* WORK TO DO *
Omit the pictures and output every entry below exactly as written.

[Begin RECORDS PROVIDED]

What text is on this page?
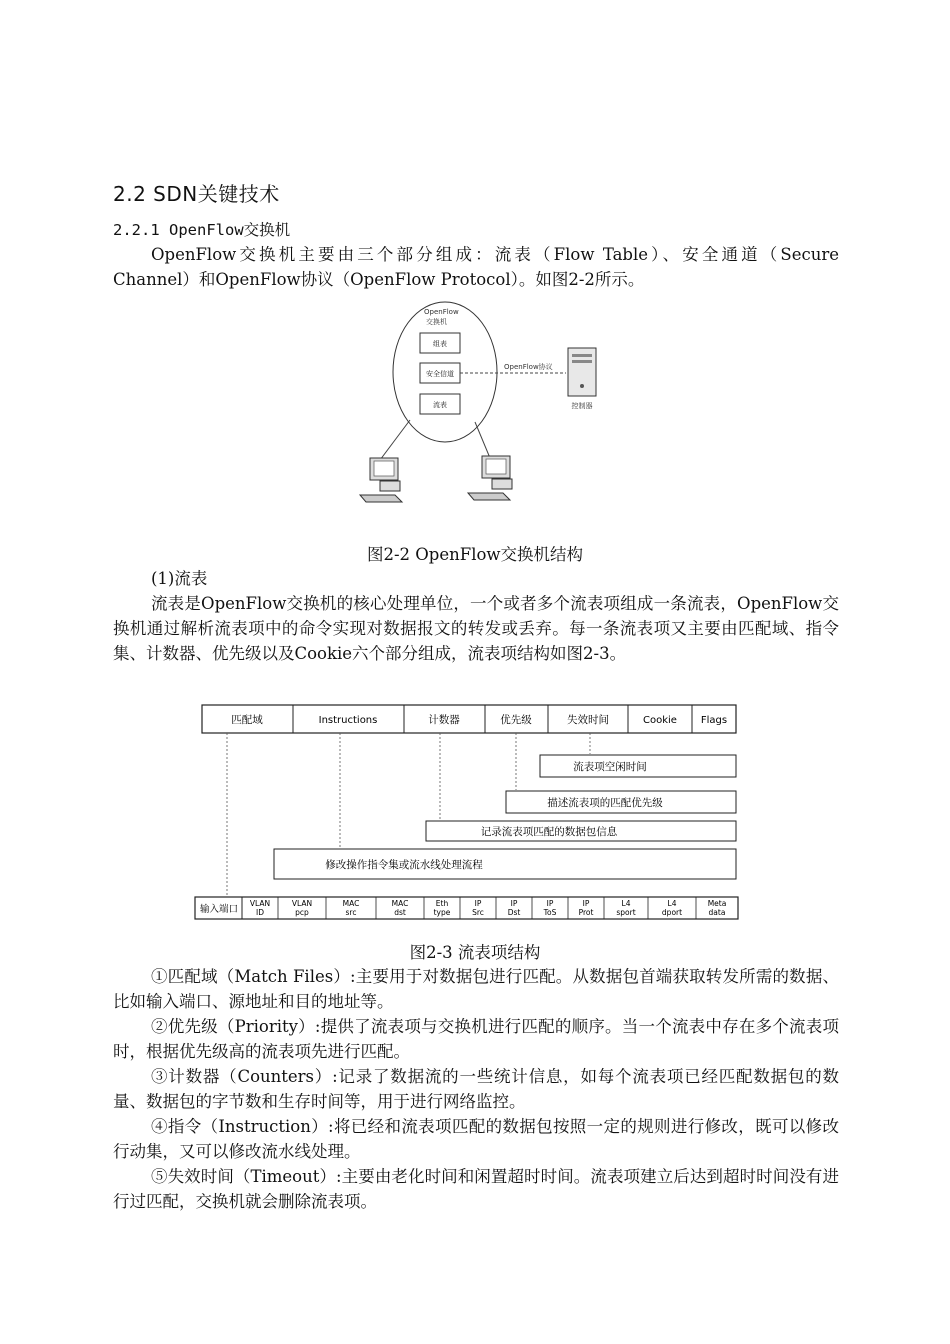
2.2 SDN关键技术
2.2.1 OpenFlow交换机

OpenFlow交换机主要由三个部分组成：流表（Flow Table）、安全通道（Secure Channel）和OpenFlow协议（OpenFlow Protocol）。如图2-2所示。

OpenFlow
交换机
组表
安全信道
流表
OpenFlow协议
控制器

图2-2 OpenFlow交换机结构

(1)流表

流表是OpenFlow交换机的核心处理单位，一个或者多个流表项组成一条流表，OpenFlow交换机通过解析流表项中的命令实现对数据报文的转发或丢弃。每一条流表项又主要由匹配域、指令集、计数器、优先级以及Cookie六个部分组成，流表项结构如图2-3。

匹配域	Instructions	计数器	优先级	失效时间	Cookie Flags
流表项空闲时间
描述流表项的匹配优先级
记录流表项匹配的数据包信息
修改操作指令集或流水线处理流程
输入端口
VLAN
ID
VLAN
pcp
MAC
src
MAC
dst
Eth
type
IP
Src
IP
Dst
IP
ToS
IP
Prot
L4
sport
L4
dport
Meta
data

图2-3 流表项结构

①匹配域（Match Files）:主要用于对数据包进行匹配。从数据包首端获取转发所需的数据、比如输入端口、源地址和目的地址等。

②优先级（Priority）:提供了流表项与交换机进行匹配的顺序。当一个流表中存在多个流表项时，根据优先级高的流表项先进行匹配。

③计数器（Counters）:记录了数据流的一些统计信息，如每个流表项已经匹配数据包的数量、数据包的字节数和生存时间等，用于进行网络监控。

④指令（Instruction）:将已经和流表项匹配的数据包按照一定的规则进行修改，既可以修改行动集，又可以修改流水线处理。

⑤失效时间（Timeout）:主要由老化时间和闲置超时时间。流表项建立后达到超时时间没有进行过匹配，交换机就会删除流表项。
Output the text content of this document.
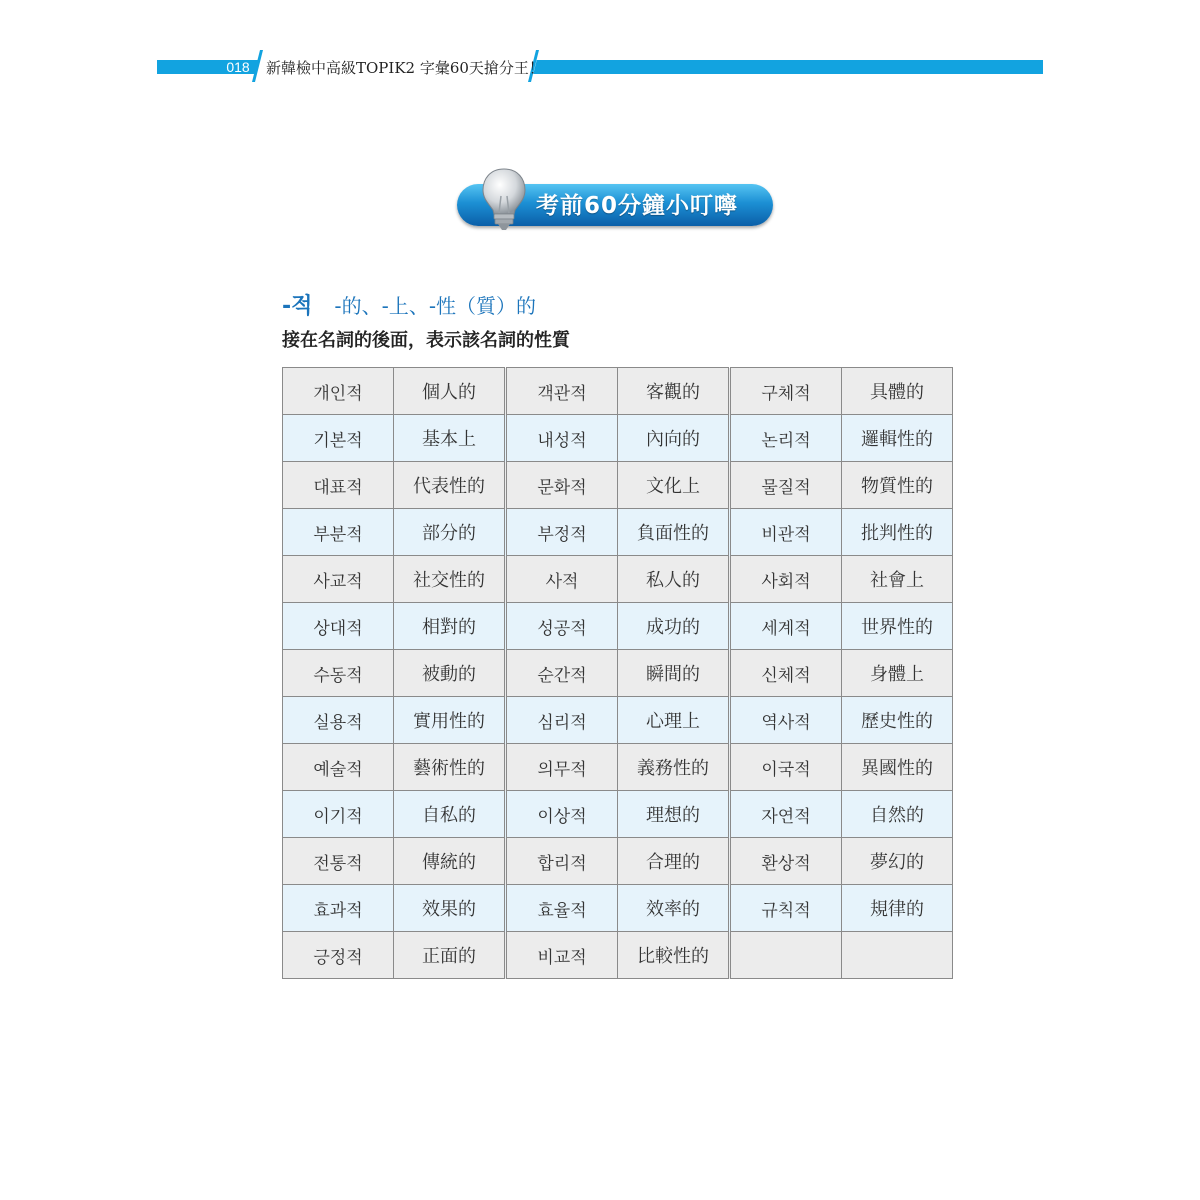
018	新韓檢中高級TOPIK2 字彙60天搶分王！
考前60分鐘小叮嚀
-적 -的、-上、-性（質）的
接在名詞的後面，表示該名詞的性質
개인적	個人的	객관적	客觀的	구체적	具體的
기본적	基本上	내성적	內向的	논리적	邏輯性的
대표적	代表性的	문화적	文化上	물질적	物質性的
부분적	部分的	부정적	負面性的	비관적	批判性的
사교적	社交性的	사적	私人的	사회적	社會上
상대적	相對的	성공적	成功的	세계적	世界性的
수동적	被動的	순간적	瞬間的	신체적	身體上
실용적	實用性的	심리적	心理上	역사적	歷史性的
예술적	藝術性的	의무적	義務性的	이국적	異國性的
이기적	自私的	이상적	理想的	자연적	自然的
전통적	傳統的	합리적	合理的	환상적	夢幻的
효과적	效果的	효율적	效率的	규칙적	規律的
긍정적	正面的	비교적	比較性的		
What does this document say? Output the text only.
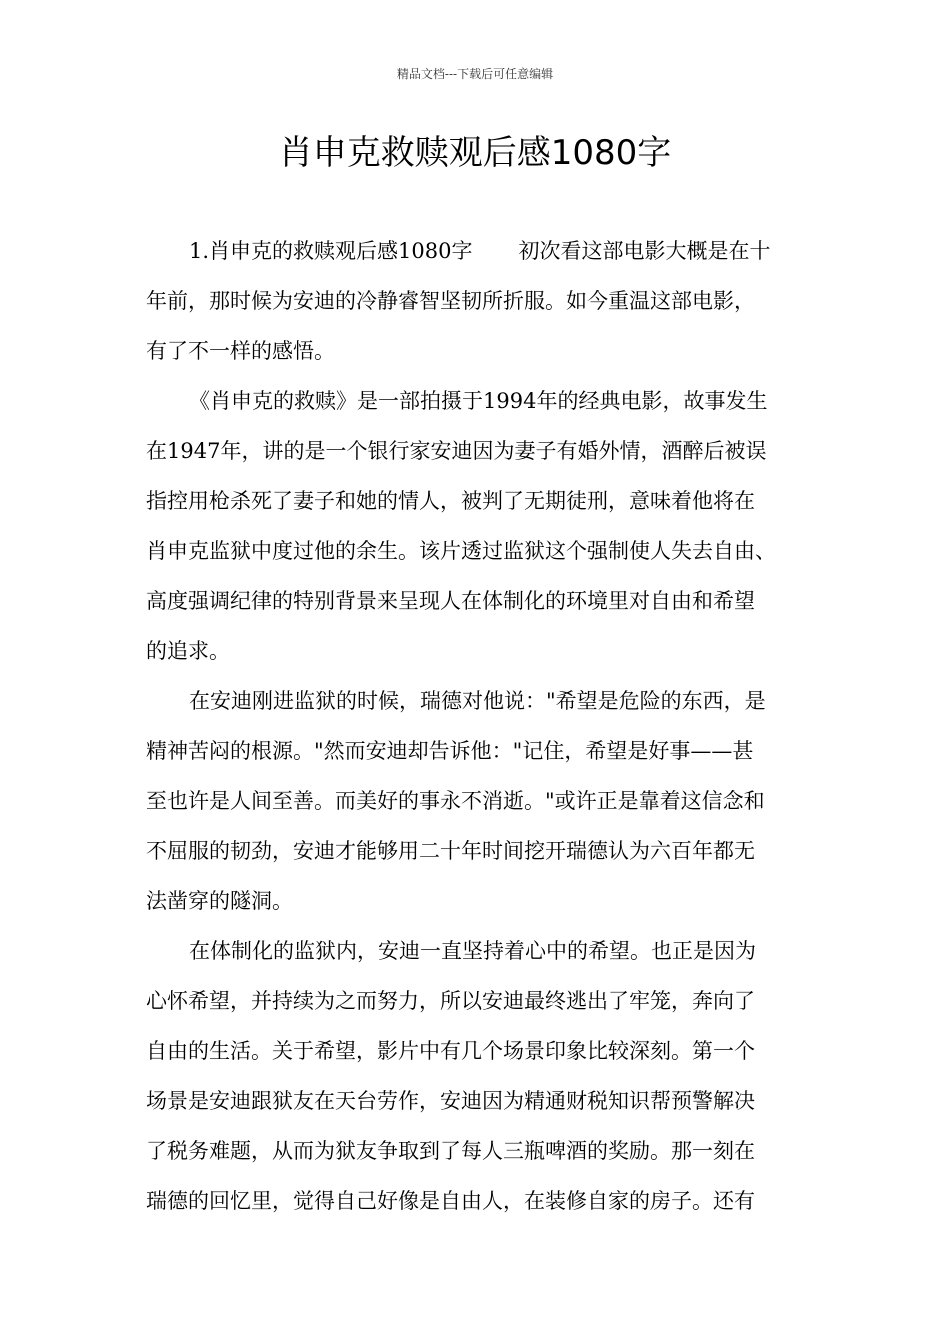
精品文档---下载后可任意编辑
肖申克救赎观后感1080字
1.肖申克的救赎观后感1080字 初次看这部电影大概是在十
年前，那时候为安迪的冷静睿智坚韧所折服。如今重温这部电影，
有了不一样的感悟。
《肖申克的救赎》是一部拍摄于1994年的经典电影，故事发生
在1947年，讲的是一个银行家安迪因为妻子有婚外情，酒醉后被误
指控用枪杀死了妻子和她的情人，被判了无期徒刑，意味着他将在
肖申克监狱中度过他的余生。该片透过监狱这个强制使人失去自由、
高度强调纪律的特别背景来呈现人在体制化的环境里对自由和希望
的追求。
在安迪刚进监狱的时候，瑞德对他说："希望是危险的东西，是
精神苦闷的根源。"然而安迪却告诉他："记住，希望是好事——甚
至也许是人间至善。而美好的事永不消逝。"或许正是靠着这信念和
不屈服的韧劲，安迪才能够用二十年时间挖开瑞德认为六百年都无
法凿穿的隧洞。
在体制化的监狱内，安迪一直坚持着心中的希望。也正是因为
心怀希望，并持续为之而努力，所以安迪最终逃出了牢笼，奔向了
自由的生活。关于希望，影片中有几个场景印象比较深刻。第一个
场景是安迪跟狱友在天台劳作，安迪因为精通财税知识帮预警解决
了税务难题，从而为狱友争取到了每人三瓶啤酒的奖励。那一刻在
瑞德的回忆里，觉得自己好像是自由人，在装修自家的房子。还有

[End RECORDS PROVIDED]

* WRITTEN ANSWER *
What text is on this page?
2.2 SDN关键技术
2.2.1 OpenFlow交换机

OpenFlow交换机主要由三个部分组成：流表（Flow Table）、安全通道（Secure Channel）和OpenFlow协议（OpenFlow Protocol）。如图2-2所示。

OpenFlow
交换机
组表
安全信道
流表
OpenFlow协议
控制器

图2-2 OpenFlow交换机结构

(1)流表

流表是OpenFlow交换机的核心处理单位，一个或者多个流表项组成一条流表，OpenFlow交换机通过解析流表项中的命令实现对数据报文的转发或丢弃。每一条流表项又主要由匹配域、指令集、计数器、优先级以及Cookie六个部分组成，流表项结构如图2-3。

匹配域	Instructions	计数器	优先级	失效时间	Cookie Flags
流表项空闲时间
描述流表项的匹配优先级
记录流表项匹配的数据包信息
修改操作指令集或流水线处理流程
输入端口
VLAN
ID
VLAN
pcp
MAC
src
MAC
dst
Eth
type
IP
Src
IP
Dst
IP
ToS
IP
Prot
L4
sport
L4
dport
Meta
data

图2-3 流表项结构

①匹配域（Match Files）:主要用于对数据包进行匹配。从数据包首端获取转发所需的数据、比如输入端口、源地址和目的地址等。

②优先级（Priority）:提供了流表项与交换机进行匹配的顺序。当一个流表中存在多个流表项时，根据优先级高的流表项先进行匹配。

③计数器（Counters）:记录了数据流的一些统计信息，如每个流表项已经匹配数据包的数量、数据包的字节数和生存时间等，用于进行网络监控。

④指令（Instruction）:将已经和流表项匹配的数据包按照一定的规则进行修改，既可以修改行动集，又可以修改流水线处理。

⑤失效时间（Timeout）:主要由老化时间和闲置超时时间。流表项建立后达到超时时间没有进行过匹配，交换机就会删除流表项。
Output the text content of this document.
018	新韓檢中高級TOPIK2 字彙60天搶分王！
考前60分鐘小叮嚀
-적 -的、-上、-性（質）的
接在名詞的後面，表示該名詞的性質
개인적	個人的	객관적	客觀的	구체적	具體的
기본적	基本上	내성적	內向的	논리적	邏輯性的
대표적	代表性的	문화적	文化上	물질적	物質性的
부분적	部分的	부정적	負面性的	비관적	批判性的
사교적	社交性的	사적	私人的	사회적	社會上
상대적	相對的	성공적	成功的	세계적	世界性的
수동적	被動的	순간적	瞬間的	신체적	身體上
실용적	實用性的	심리적	心理上	역사적	歷史性的
예술적	藝術性的	의무적	義務性的	이국적	異國性的
이기적	自私的	이상적	理想的	자연적	自然的
전통적	傳統的	합리적	合理的	환상적	夢幻的
효과적	效果的	효율적	效率的	규칙적	規律的
긍정적	正面的	비교적	比較性的		
What does this document say? Output the text only.
精品文档---下载后可任意编辑
肖申克救赎观后感1080字
1.肖申克的救赎观后感1080字 初次看这部电影大概是在十
年前，那时候为安迪的冷静睿智坚韧所折服。如今重温这部电影，
有了不一样的感悟。
《肖申克的救赎》是一部拍摄于1994年的经典电影，故事发生
在1947年，讲的是一个银行家安迪因为妻子有婚外情，酒醉后被误
指控用枪杀死了妻子和她的情人，被判了无期徒刑，意味着他将在
肖申克监狱中度过他的余生。该片透过监狱这个强制使人失去自由、
高度强调纪律的特别背景来呈现人在体制化的环境里对自由和希望
的追求。
在安迪刚进监狱的时候，瑞德对他说："希望是危险的东西，是
精神苦闷的根源。"然而安迪却告诉他："记住，希望是好事——甚
至也许是人间至善。而美好的事永不消逝。"或许正是靠着这信念和
不屈服的韧劲，安迪才能够用二十年时间挖开瑞德认为六百年都无
法凿穿的隧洞。
在体制化的监狱内，安迪一直坚持着心中的希望。也正是因为
心怀希望，并持续为之而努力，所以安迪最终逃出了牢笼，奔向了
自由的生活。关于希望，影片中有几个场景印象比较深刻。第一个
场景是安迪跟狱友在天台劳作，安迪因为精通财税知识帮预警解决
了税务难题，从而为狱友争取到了每人三瓶啤酒的奖励。那一刻在
瑞德的回忆里，觉得自己好像是自由人，在装修自家的房子。还有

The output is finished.